§ Work to be completed: Lines containing the word "title" are to be located and copied.

※ ※ ※

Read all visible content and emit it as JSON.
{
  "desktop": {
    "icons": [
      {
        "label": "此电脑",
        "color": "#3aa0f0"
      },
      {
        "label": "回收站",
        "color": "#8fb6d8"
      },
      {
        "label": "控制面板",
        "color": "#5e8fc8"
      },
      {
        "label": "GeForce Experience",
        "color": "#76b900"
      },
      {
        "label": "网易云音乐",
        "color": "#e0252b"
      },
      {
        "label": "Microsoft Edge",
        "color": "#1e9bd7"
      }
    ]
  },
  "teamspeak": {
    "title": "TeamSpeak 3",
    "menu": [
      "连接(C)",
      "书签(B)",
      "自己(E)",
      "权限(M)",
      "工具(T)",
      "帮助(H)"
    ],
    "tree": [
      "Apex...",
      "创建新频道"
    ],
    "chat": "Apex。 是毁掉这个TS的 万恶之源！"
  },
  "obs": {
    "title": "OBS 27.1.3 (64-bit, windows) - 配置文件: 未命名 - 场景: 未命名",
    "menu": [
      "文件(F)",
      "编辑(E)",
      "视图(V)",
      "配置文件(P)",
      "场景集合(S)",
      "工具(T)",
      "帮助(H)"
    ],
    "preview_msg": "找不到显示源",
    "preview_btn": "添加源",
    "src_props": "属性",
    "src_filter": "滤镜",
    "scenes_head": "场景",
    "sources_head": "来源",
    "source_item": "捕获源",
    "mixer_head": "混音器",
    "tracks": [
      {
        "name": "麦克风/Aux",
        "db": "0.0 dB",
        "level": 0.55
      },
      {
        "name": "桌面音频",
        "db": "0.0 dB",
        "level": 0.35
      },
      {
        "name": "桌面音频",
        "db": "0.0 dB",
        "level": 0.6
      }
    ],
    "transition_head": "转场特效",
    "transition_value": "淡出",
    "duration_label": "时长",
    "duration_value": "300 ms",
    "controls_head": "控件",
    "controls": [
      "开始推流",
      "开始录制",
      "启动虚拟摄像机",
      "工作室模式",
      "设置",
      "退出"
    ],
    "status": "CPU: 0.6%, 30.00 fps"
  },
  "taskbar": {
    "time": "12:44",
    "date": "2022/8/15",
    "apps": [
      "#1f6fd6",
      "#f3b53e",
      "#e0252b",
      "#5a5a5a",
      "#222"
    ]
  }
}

※ ※ ※

§ Result for this task:
    "title": "TeamSpeak 3",
    "title": "OBS 27.1.3 (64-bit, windows) - 配置文件: 未命名 - 场景: 未命名",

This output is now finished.